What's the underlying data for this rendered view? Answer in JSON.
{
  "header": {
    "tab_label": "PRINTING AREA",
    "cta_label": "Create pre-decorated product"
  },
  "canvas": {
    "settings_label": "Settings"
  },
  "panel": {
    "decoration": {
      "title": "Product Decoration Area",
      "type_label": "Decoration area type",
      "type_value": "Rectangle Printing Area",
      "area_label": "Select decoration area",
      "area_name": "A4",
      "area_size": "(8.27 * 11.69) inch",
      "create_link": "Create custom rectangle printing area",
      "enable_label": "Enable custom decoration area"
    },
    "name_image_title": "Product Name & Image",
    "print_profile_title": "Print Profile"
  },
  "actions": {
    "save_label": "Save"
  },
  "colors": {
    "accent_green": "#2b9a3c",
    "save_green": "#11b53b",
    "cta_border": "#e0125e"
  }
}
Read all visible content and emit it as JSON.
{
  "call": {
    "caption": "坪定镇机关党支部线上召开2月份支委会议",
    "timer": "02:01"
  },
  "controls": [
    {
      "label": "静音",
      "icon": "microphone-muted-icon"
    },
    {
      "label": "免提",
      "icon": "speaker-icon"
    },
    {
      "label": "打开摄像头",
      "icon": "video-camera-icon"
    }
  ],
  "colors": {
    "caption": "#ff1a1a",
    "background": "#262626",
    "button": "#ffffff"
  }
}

====

▶ **WHAT TO PRODUCE**
Please copy out each record, character for character.

▶ **ANSWER**
What's the underlying data for this rendered view? Answer in JSON.
{
  "header": {
    "tab_label": "PRINTING AREA",
    "cta_label": "Create pre-decorated product"
  },
  "canvas": {
    "settings_label": "Settings"
  },
  "panel": {
    "decoration": {
      "title": "Product Decoration Area",
      "type_label": "Decoration area type",
      "type_value": "Rectangle Printing Area",
      "area_label": "Select decoration area",
      "area_name": "A4",
      "area_size": "(8.27 * 11.69) inch",
      "create_link": "Create custom rectangle printing area",
      "enable_label": "Enable custom decoration area"
    },
    "name_image_title": "Product Name & Image",
    "print_profile_title": "Print Profile"
  },
  "actions": {
    "save_label": "Save"
  },
  "colors": {
    "accent_green": "#2b9a3c",
    "save_green": "#11b53b",
    "cta_border": "#e0125e"
  }
}
Read all visible content and emit it as JSON.
{
  "call": {
    "caption": "坪定镇机关党支部线上召开2月份支委会议",
    "timer": "02:01"
  },
  "controls": [
    {
      "label": "静音",
      "icon": "microphone-muted-icon"
    },
    {
      "label": "免提",
      "icon": "speaker-icon"
    },
    {
      "label": "打开摄像头",
      "icon": "video-camera-icon"
    }
  ],
  "colors": {
    "caption": "#ff1a1a",
    "background": "#262626",
    "button": "#ffffff"
  }
}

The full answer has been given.